(Records)
[Start]

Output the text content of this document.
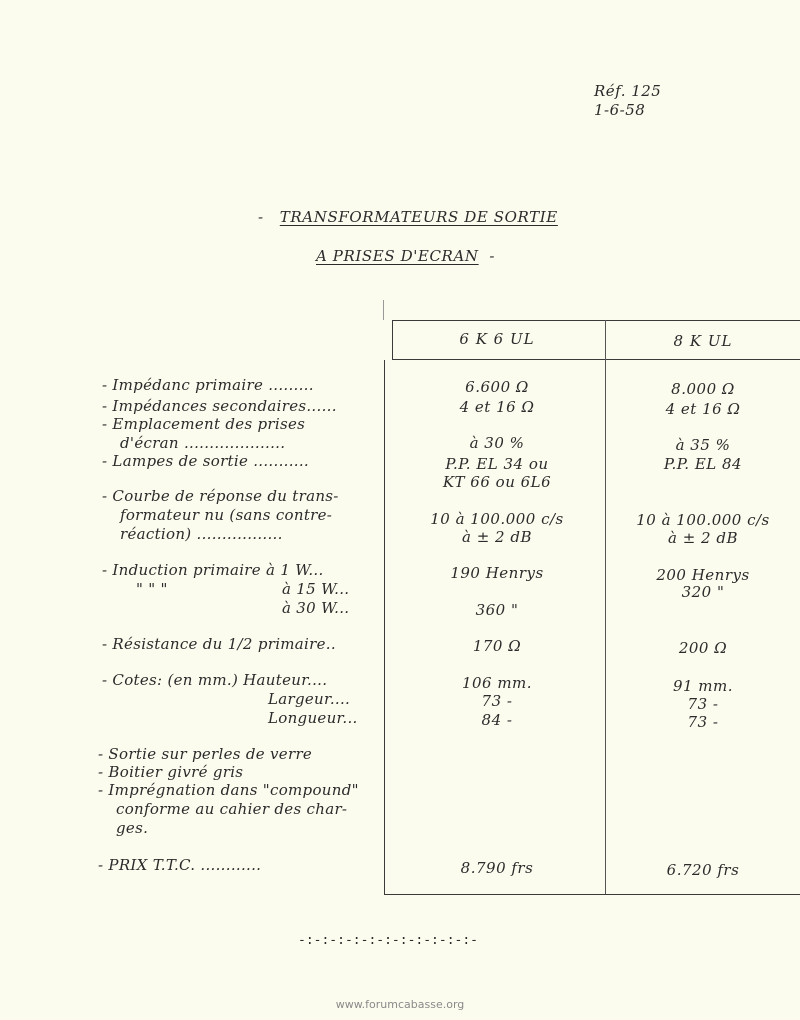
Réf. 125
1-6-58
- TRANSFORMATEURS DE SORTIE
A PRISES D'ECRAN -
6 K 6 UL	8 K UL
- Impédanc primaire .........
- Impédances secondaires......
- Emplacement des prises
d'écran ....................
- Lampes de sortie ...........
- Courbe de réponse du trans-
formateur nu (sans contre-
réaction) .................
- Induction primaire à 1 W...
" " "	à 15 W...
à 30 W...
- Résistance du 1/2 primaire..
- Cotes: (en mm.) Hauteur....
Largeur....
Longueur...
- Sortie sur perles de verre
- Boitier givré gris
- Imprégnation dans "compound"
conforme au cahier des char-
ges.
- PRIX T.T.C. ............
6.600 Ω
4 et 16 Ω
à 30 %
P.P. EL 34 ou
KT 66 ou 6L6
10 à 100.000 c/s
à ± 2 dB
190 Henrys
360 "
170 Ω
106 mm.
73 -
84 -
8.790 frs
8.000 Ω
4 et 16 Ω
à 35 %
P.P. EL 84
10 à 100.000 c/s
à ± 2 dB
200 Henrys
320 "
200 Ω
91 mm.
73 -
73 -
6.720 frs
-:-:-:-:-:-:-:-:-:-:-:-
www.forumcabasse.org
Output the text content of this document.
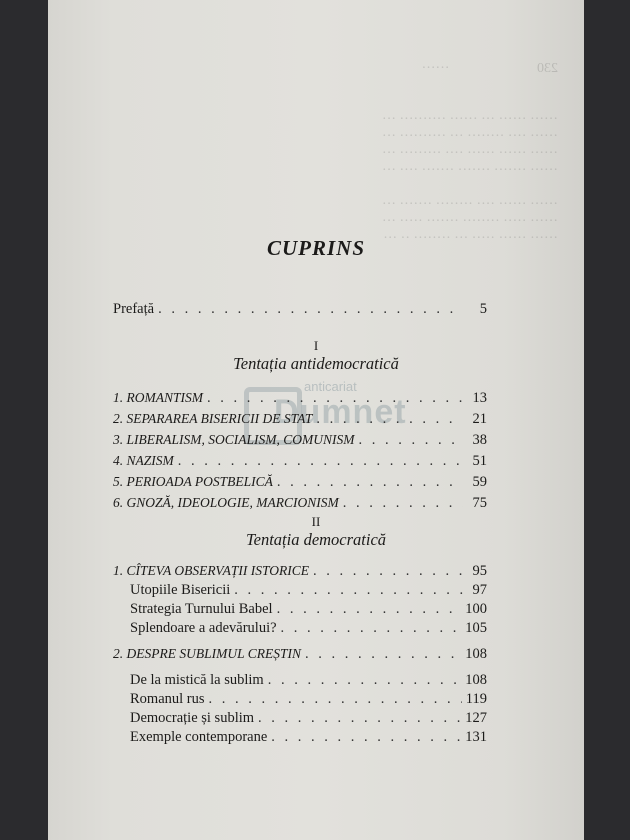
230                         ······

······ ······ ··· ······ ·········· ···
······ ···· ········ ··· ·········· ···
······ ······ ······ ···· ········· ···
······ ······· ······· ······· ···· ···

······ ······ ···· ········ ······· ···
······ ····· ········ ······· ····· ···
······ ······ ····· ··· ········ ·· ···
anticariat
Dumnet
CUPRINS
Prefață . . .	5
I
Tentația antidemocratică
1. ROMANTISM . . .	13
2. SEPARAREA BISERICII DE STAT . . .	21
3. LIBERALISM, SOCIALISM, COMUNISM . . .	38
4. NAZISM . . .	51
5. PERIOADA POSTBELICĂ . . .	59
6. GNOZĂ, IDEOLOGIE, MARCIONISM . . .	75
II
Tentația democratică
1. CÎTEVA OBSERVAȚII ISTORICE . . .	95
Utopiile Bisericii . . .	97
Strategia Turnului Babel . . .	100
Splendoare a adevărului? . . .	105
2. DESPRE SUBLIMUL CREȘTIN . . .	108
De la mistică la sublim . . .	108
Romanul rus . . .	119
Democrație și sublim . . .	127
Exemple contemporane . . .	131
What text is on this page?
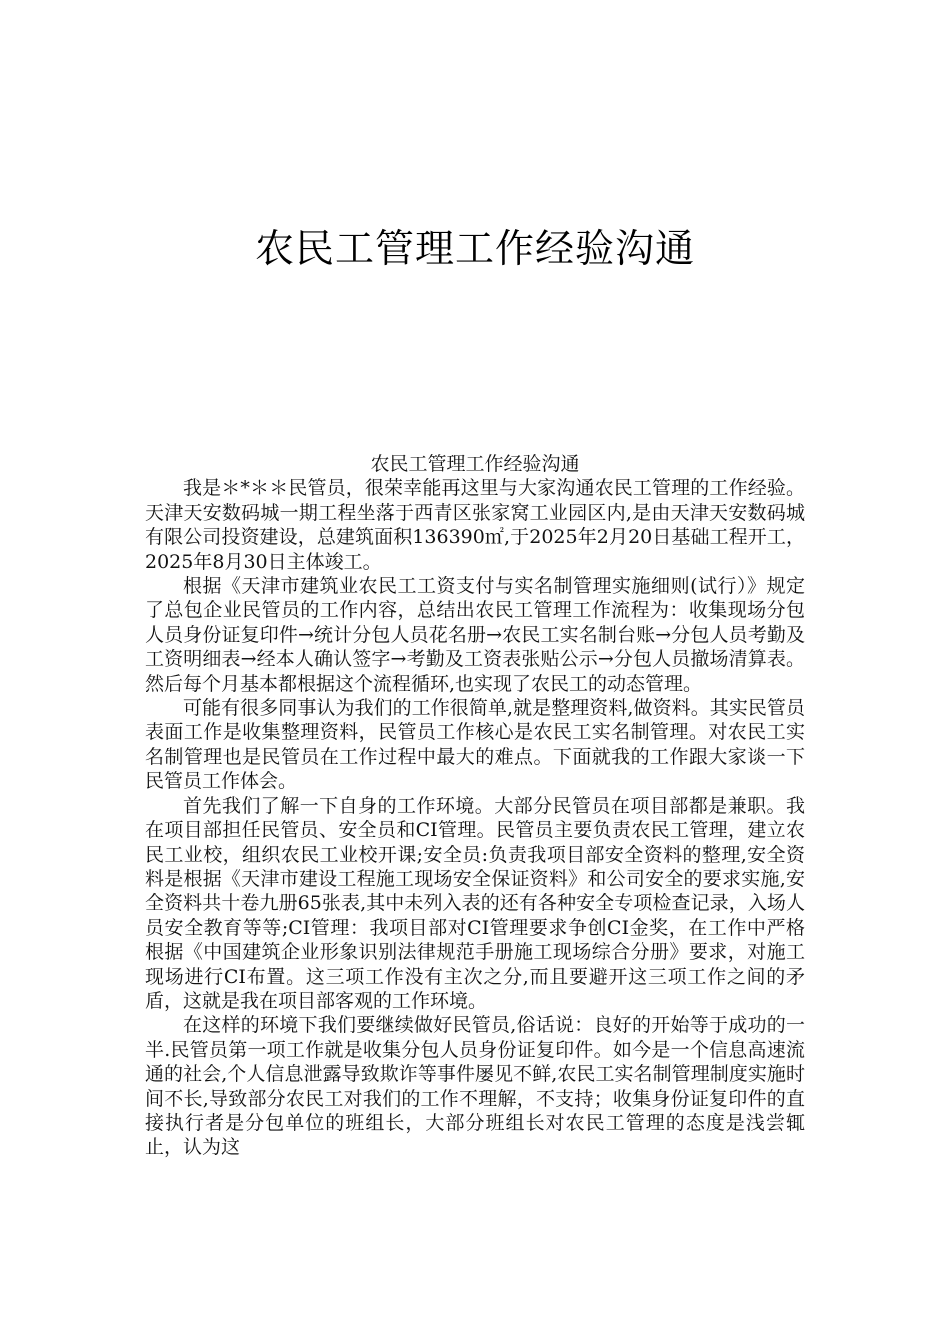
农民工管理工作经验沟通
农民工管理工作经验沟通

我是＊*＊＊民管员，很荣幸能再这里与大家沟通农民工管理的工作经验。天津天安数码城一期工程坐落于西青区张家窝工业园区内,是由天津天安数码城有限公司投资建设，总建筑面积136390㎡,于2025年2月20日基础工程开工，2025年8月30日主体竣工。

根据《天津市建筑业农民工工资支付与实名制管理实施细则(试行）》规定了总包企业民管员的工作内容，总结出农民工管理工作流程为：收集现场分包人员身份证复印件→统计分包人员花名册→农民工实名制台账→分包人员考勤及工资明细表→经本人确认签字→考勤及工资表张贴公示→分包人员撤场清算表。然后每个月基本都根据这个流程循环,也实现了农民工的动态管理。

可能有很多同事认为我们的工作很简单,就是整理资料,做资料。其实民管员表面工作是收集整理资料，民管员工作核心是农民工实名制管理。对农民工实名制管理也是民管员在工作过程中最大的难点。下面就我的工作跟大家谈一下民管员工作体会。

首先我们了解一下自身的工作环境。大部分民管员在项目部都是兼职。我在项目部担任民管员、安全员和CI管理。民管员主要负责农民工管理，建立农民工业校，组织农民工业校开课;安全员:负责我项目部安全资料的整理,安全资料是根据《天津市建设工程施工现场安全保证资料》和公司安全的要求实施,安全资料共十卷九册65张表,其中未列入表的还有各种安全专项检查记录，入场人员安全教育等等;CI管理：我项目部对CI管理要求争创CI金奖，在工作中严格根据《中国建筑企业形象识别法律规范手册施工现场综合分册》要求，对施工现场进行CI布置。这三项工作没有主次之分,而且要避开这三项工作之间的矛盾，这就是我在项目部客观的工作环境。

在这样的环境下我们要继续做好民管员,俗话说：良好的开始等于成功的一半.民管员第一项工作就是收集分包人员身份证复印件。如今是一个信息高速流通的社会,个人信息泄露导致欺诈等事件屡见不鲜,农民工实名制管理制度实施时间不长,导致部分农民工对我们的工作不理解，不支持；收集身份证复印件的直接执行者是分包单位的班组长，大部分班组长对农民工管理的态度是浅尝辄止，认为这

[End]
[Start]

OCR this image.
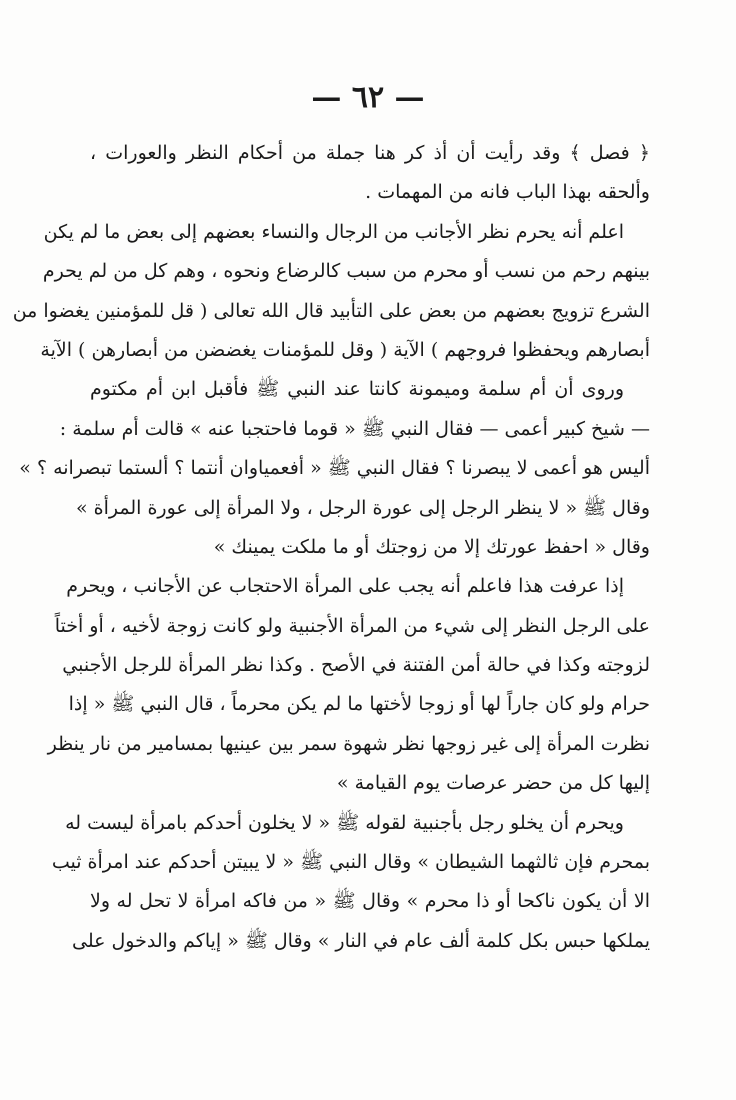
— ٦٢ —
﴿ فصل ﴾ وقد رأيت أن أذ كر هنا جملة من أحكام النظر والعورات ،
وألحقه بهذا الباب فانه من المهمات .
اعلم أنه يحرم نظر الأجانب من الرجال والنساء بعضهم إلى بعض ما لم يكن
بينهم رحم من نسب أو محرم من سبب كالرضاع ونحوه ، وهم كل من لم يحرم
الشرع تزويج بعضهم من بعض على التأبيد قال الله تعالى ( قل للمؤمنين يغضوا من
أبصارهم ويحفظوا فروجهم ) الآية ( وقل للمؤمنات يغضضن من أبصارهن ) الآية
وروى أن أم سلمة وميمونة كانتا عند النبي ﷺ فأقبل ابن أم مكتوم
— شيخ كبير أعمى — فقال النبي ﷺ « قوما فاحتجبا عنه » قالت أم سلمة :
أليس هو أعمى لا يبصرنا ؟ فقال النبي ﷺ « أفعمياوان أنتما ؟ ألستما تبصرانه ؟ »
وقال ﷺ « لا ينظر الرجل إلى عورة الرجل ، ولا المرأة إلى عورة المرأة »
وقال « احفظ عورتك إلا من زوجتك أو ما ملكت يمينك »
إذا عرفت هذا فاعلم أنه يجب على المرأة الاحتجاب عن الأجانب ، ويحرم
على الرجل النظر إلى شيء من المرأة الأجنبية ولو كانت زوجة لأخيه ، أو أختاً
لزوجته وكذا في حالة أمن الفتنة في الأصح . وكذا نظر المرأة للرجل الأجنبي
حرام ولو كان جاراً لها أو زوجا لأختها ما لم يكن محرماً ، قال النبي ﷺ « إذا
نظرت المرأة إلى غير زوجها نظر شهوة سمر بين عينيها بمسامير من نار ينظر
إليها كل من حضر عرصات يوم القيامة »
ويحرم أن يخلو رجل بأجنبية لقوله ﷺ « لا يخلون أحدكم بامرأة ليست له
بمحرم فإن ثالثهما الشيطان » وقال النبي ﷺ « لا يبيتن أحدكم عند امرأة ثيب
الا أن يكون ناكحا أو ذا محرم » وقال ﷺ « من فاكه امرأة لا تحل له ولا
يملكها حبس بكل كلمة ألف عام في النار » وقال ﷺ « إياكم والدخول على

[End]
[Start]

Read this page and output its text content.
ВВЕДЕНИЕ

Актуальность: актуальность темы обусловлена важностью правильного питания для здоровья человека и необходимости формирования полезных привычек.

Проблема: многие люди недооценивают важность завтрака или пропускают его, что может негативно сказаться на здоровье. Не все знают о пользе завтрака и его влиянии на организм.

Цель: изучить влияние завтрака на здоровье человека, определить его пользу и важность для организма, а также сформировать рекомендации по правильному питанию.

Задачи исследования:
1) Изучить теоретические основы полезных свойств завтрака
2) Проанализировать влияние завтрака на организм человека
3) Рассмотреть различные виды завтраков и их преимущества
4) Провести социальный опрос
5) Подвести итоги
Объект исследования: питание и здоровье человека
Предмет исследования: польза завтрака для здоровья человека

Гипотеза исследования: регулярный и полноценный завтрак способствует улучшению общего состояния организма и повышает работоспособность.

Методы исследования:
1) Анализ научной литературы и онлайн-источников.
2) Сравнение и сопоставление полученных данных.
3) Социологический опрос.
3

[End]

Pull out all lines containing "الأجانب".

• ANSWER TO THE TASK:
اعلم أنه يحرم نظر الأجانب من الرجال والنساء بعضهم إلى بعض ما لم يكن
إذا عرفت هذا فاعلم أنه يجب على المرأة الاحتجاب عن الأجانب ، ويحرم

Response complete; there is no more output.